STATED GOAL
Using the data below, copy each line that includes the word "ylabel".

* * *

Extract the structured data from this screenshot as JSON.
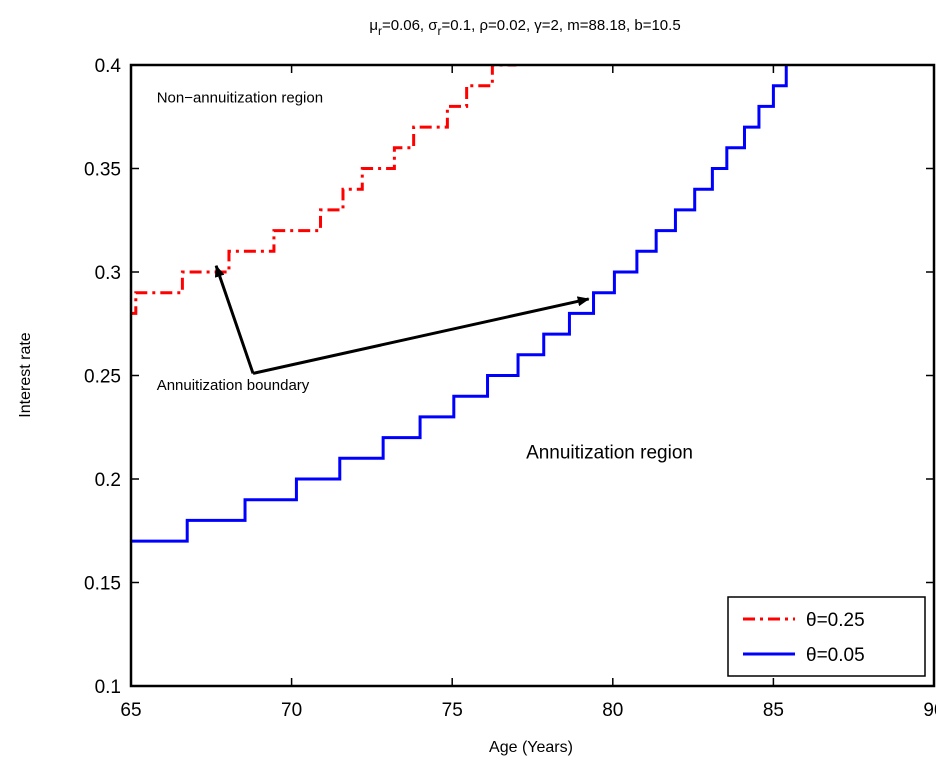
{
  "chart_data": {
    "type": "line",
    "title_parts": {
      "mu": "μ",
      "mu_sub": "r",
      "mu_val": "=0.06, ",
      "sigma": "σ",
      "sigma_sub": "r",
      "sigma_val": "=0.1, ρ=0.02, γ=2, m=88.18, b=10.5"
    },
    "xlabel": "Age (Years)",
    "ylabel": "Interest rate",
    "xlim": [
      65,
      90
    ],
    "ylim": [
      0.1,
      0.4
    ],
    "xticks": [
      "65",
      "70",
      "75",
      "80",
      "85",
      "90"
    ],
    "yticks": [
      "0.1",
      "0.15",
      "0.2",
      "0.25",
      "0.3",
      "0.35",
      "0.4"
    ],
    "grid": false,
    "legend_position": "bottom-right",
    "series": [
      {
        "name": "θ=0.25",
        "color": "#ff0000",
        "style": "dashdot",
        "steps": [
          [
            65.0,
            0.28
          ],
          [
            65.15,
            0.29
          ],
          [
            66.6,
            0.3
          ],
          [
            68.05,
            0.31
          ],
          [
            69.45,
            0.32
          ],
          [
            70.9,
            0.33
          ],
          [
            71.6,
            0.34
          ],
          [
            72.2,
            0.35
          ],
          [
            73.2,
            0.36
          ],
          [
            73.8,
            0.37
          ],
          [
            74.85,
            0.38
          ],
          [
            75.45,
            0.39
          ],
          [
            76.25,
            0.4
          ],
          [
            77.0,
            0.4
          ]
        ]
      },
      {
        "name": "θ=0.05",
        "color": "#0000ff",
        "style": "solid",
        "steps": [
          [
            65.0,
            0.17
          ],
          [
            66.75,
            0.18
          ],
          [
            68.55,
            0.19
          ],
          [
            70.15,
            0.2
          ],
          [
            71.5,
            0.21
          ],
          [
            72.85,
            0.22
          ],
          [
            74.0,
            0.23
          ],
          [
            75.05,
            0.24
          ],
          [
            76.1,
            0.25
          ],
          [
            77.05,
            0.26
          ],
          [
            77.85,
            0.27
          ],
          [
            78.65,
            0.28
          ],
          [
            79.4,
            0.29
          ],
          [
            80.05,
            0.3
          ],
          [
            80.75,
            0.31
          ],
          [
            81.35,
            0.32
          ],
          [
            81.95,
            0.33
          ],
          [
            82.55,
            0.34
          ],
          [
            83.1,
            0.35
          ],
          [
            83.55,
            0.36
          ],
          [
            84.1,
            0.37
          ],
          [
            84.55,
            0.38
          ],
          [
            85.0,
            0.39
          ],
          [
            85.4,
            0.4
          ]
        ]
      }
    ],
    "annotations": [
      {
        "text": "Non−annuitization region",
        "x": 65.8,
        "y": 0.382,
        "size": "small"
      },
      {
        "text": "Annuitization boundary",
        "x": 65.8,
        "y": 0.243,
        "size": "small"
      },
      {
        "text": "Annuitization region",
        "x": 77.3,
        "y": 0.21,
        "size": "large"
      }
    ],
    "arrows": [
      {
        "from": [
          68.8,
          0.251
        ],
        "to": [
          67.65,
          0.303
        ]
      },
      {
        "from": [
          68.8,
          0.251
        ],
        "to": [
          79.25,
          0.287
        ]
      }
    ]
  }
}
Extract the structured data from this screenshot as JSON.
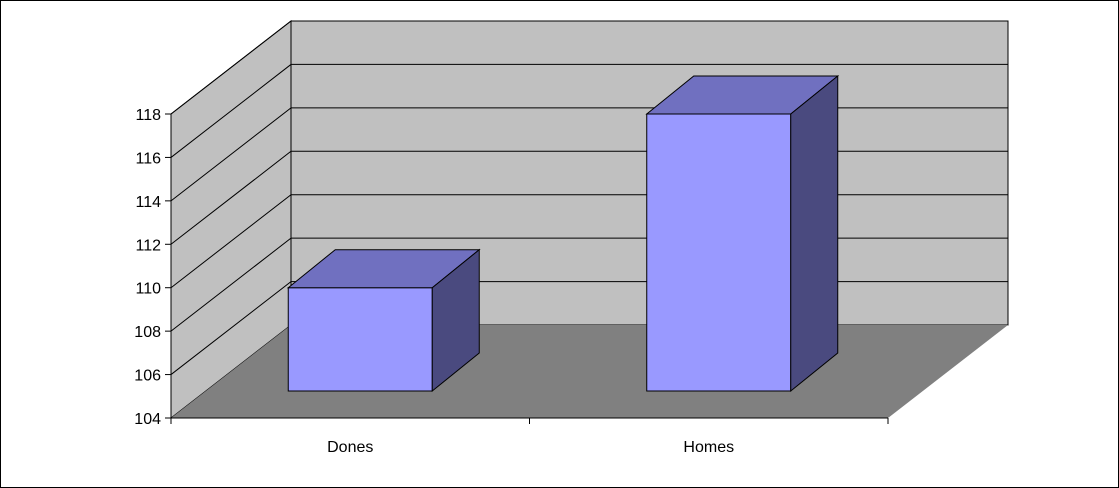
{
  "chart_data": {
    "type": "bar",
    "style": "3d-clustered-column",
    "categories": [
      "Dones",
      "Homes"
    ],
    "values": [
      110,
      118
    ],
    "ylim": [
      104,
      118
    ],
    "yticks": [
      "104",
      "106",
      "108",
      "110",
      "112",
      "114",
      "116",
      "118"
    ],
    "grid": true,
    "legend": "none",
    "colors": {
      "bar_front": "#9999ff",
      "bar_top": "#7070c0",
      "bar_side": "#4a4a7f",
      "back_wall": "#c0c0c0",
      "side_wall": "#c0c0c0",
      "floor": "#808080",
      "gridline": "#000000"
    }
  }
}
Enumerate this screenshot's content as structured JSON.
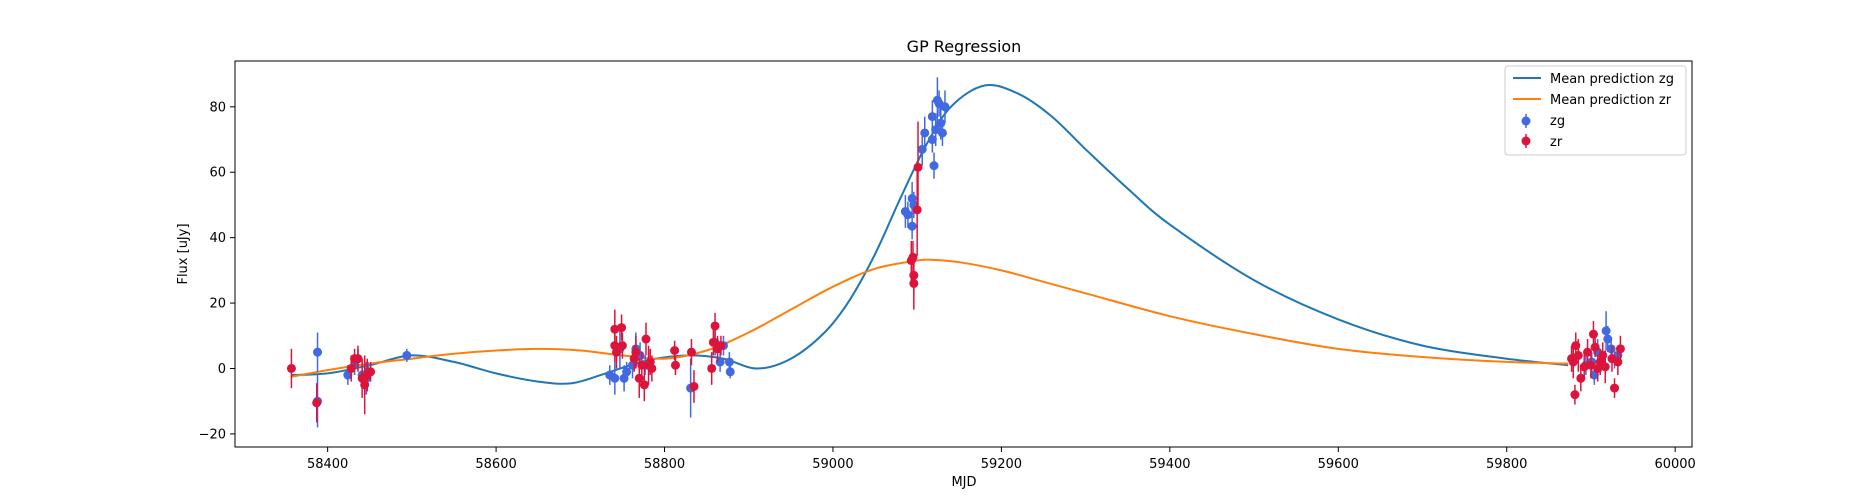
{
  "chart_data": {
    "type": "scatter",
    "title": "GP Regression",
    "xlabel": "MJD",
    "ylabel": "Flux [uJy]",
    "xlim": [
      58290,
      60020
    ],
    "ylim": [
      -24,
      94
    ],
    "xticks": [
      58400,
      58600,
      58800,
      59000,
      59200,
      59400,
      59600,
      59800,
      60000
    ],
    "yticks": [
      -20,
      0,
      20,
      40,
      60,
      80
    ],
    "legend_position": "top-right",
    "colors": {
      "mean_zg": "#1f77b4",
      "mean_zr": "#ff7f0e",
      "zg": "#4169e1",
      "zr": "#dc143c"
    },
    "lines": [
      {
        "name": "Mean prediction zg",
        "color": "#1f77b4",
        "x": [
          58357,
          58400,
          58450,
          58500,
          58550,
          58600,
          58650,
          58690,
          58730,
          58780,
          58830,
          58870,
          58910,
          58950,
          58990,
          59020,
          59050,
          59080,
          59110,
          59140,
          59180,
          59220,
          59260,
          59300,
          59350,
          59400,
          59500,
          59600,
          59700,
          59800,
          59873
        ],
        "y": [
          -2,
          -1.5,
          1,
          4,
          2,
          -1.5,
          -4,
          -4.5,
          -1.5,
          2.5,
          4,
          3,
          0,
          3,
          11,
          21,
          35,
          52,
          68,
          80,
          86.5,
          84,
          77,
          67,
          55,
          44,
          27,
          15,
          7,
          3,
          1
        ]
      },
      {
        "name": "Mean prediction zr",
        "color": "#ff7f0e",
        "x": [
          58357,
          58400,
          58450,
          58500,
          58550,
          58600,
          58650,
          58700,
          58750,
          58800,
          58850,
          58900,
          58950,
          59000,
          59050,
          59100,
          59120,
          59150,
          59200,
          59250,
          59300,
          59400,
          59500,
          59600,
          59700,
          59800,
          59873
        ],
        "y": [
          -2.5,
          -0.5,
          1.5,
          3,
          4.5,
          5.5,
          6,
          5.5,
          4,
          3,
          5.5,
          11,
          18,
          25,
          30.5,
          33,
          33.2,
          32.5,
          30,
          26.5,
          23,
          16,
          10.5,
          6,
          3.5,
          2,
          1.5
        ]
      }
    ],
    "series": [
      {
        "name": "zg",
        "color": "#4169e1",
        "points": [
          [
            58388,
            -10,
            8
          ],
          [
            58388,
            5,
            6
          ],
          [
            58424,
            -2,
            3
          ],
          [
            58432,
            1,
            3
          ],
          [
            58436,
            3,
            3
          ],
          [
            58441,
            -2,
            4
          ],
          [
            58446,
            -3,
            5
          ],
          [
            58448,
            -1,
            3
          ],
          [
            58494,
            4,
            2
          ],
          [
            58735,
            -2,
            3
          ],
          [
            58741,
            -3,
            5
          ],
          [
            58747,
            6,
            6
          ],
          [
            58752,
            -3,
            4
          ],
          [
            58755,
            -1,
            3
          ],
          [
            58762,
            1,
            4
          ],
          [
            58766,
            6,
            5
          ],
          [
            58771,
            4,
            4
          ],
          [
            58777,
            1,
            3
          ],
          [
            58783,
            2,
            3
          ],
          [
            58831,
            -6,
            9
          ],
          [
            58860,
            8,
            4
          ],
          [
            58866,
            2,
            3
          ],
          [
            58870,
            7,
            3
          ],
          [
            58877,
            2,
            3
          ],
          [
            58878,
            -1,
            2
          ],
          [
            59086,
            48,
            5
          ],
          [
            59089,
            47,
            4
          ],
          [
            59094,
            52,
            5
          ],
          [
            59096,
            50,
            4
          ],
          [
            59094,
            43.5,
            4
          ],
          [
            59106,
            67,
            5
          ],
          [
            59109,
            72,
            5
          ],
          [
            59118,
            70,
            4
          ],
          [
            59118,
            77,
            5
          ],
          [
            59120,
            62,
            4
          ],
          [
            59122,
            73,
            5
          ],
          [
            59124,
            82,
            7
          ],
          [
            59126,
            81,
            4
          ],
          [
            59128,
            75,
            5
          ],
          [
            59130,
            72,
            4
          ],
          [
            59133,
            80,
            5
          ],
          [
            59894,
            1,
            3
          ],
          [
            59901,
            2,
            3
          ],
          [
            59904,
            -2,
            3
          ],
          [
            59908,
            5,
            4
          ],
          [
            59912,
            2,
            3
          ],
          [
            59918,
            11.5,
            6
          ],
          [
            59920,
            9,
            4
          ],
          [
            59924,
            6,
            3
          ],
          [
            59928,
            3,
            3
          ],
          [
            59932,
            4,
            3
          ]
        ]
      },
      {
        "name": "zr",
        "color": "#dc143c",
        "points": [
          [
            58357,
            0,
            6
          ],
          [
            58387,
            -10.5,
            6
          ],
          [
            58428,
            0,
            4
          ],
          [
            58432,
            3,
            3
          ],
          [
            58436,
            3,
            4
          ],
          [
            58441,
            -3,
            6
          ],
          [
            58444,
            -5,
            9
          ],
          [
            58447,
            -2,
            5
          ],
          [
            58451,
            -1,
            3
          ],
          [
            58741,
            12,
            6
          ],
          [
            58741,
            7,
            5
          ],
          [
            58743,
            5,
            5
          ],
          [
            58749,
            12.5,
            4
          ],
          [
            58750,
            7,
            4
          ],
          [
            58764,
            3,
            4
          ],
          [
            58766,
            5,
            5
          ],
          [
            58770,
            -3,
            6
          ],
          [
            58773,
            1,
            4
          ],
          [
            58776,
            -5,
            5
          ],
          [
            58778,
            9,
            5
          ],
          [
            58781,
            1,
            6
          ],
          [
            58783,
            2,
            4
          ],
          [
            58785,
            0,
            4
          ],
          [
            58812,
            5.5,
            3
          ],
          [
            58813,
            1,
            3
          ],
          [
            58832,
            5,
            4
          ],
          [
            58835,
            -5.5,
            5
          ],
          [
            58856,
            0,
            5
          ],
          [
            58858,
            8,
            4
          ],
          [
            58860,
            13,
            4
          ],
          [
            58863,
            6,
            4
          ],
          [
            58867,
            7,
            3
          ],
          [
            59093,
            33,
            6
          ],
          [
            59095,
            34,
            5
          ],
          [
            59096,
            28.5,
            6
          ],
          [
            59096,
            26,
            8
          ],
          [
            59100,
            48.5,
            14
          ],
          [
            59101,
            61.5,
            14
          ],
          [
            59877,
            3,
            4
          ],
          [
            59879,
            2,
            5
          ],
          [
            59881,
            -8,
            3
          ],
          [
            59882,
            7,
            4
          ],
          [
            59885,
            4,
            5
          ],
          [
            59888,
            -3,
            4
          ],
          [
            59892,
            0.5,
            4
          ],
          [
            59896,
            5,
            4
          ],
          [
            59900,
            1,
            4
          ],
          [
            59903,
            10.5,
            4
          ],
          [
            59905,
            6.5,
            3
          ],
          [
            59908,
            0,
            4
          ],
          [
            59911,
            2,
            4
          ],
          [
            59914,
            4,
            4
          ],
          [
            59917,
            0.5,
            5
          ],
          [
            59925,
            3,
            4
          ],
          [
            59928,
            -6,
            3
          ],
          [
            59932,
            2,
            4
          ],
          [
            59935,
            6,
            4
          ]
        ]
      }
    ]
  }
}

* * *

RESULT
    "ylabel": "Interest rate",
    "ylabel": "Flux [uJy]",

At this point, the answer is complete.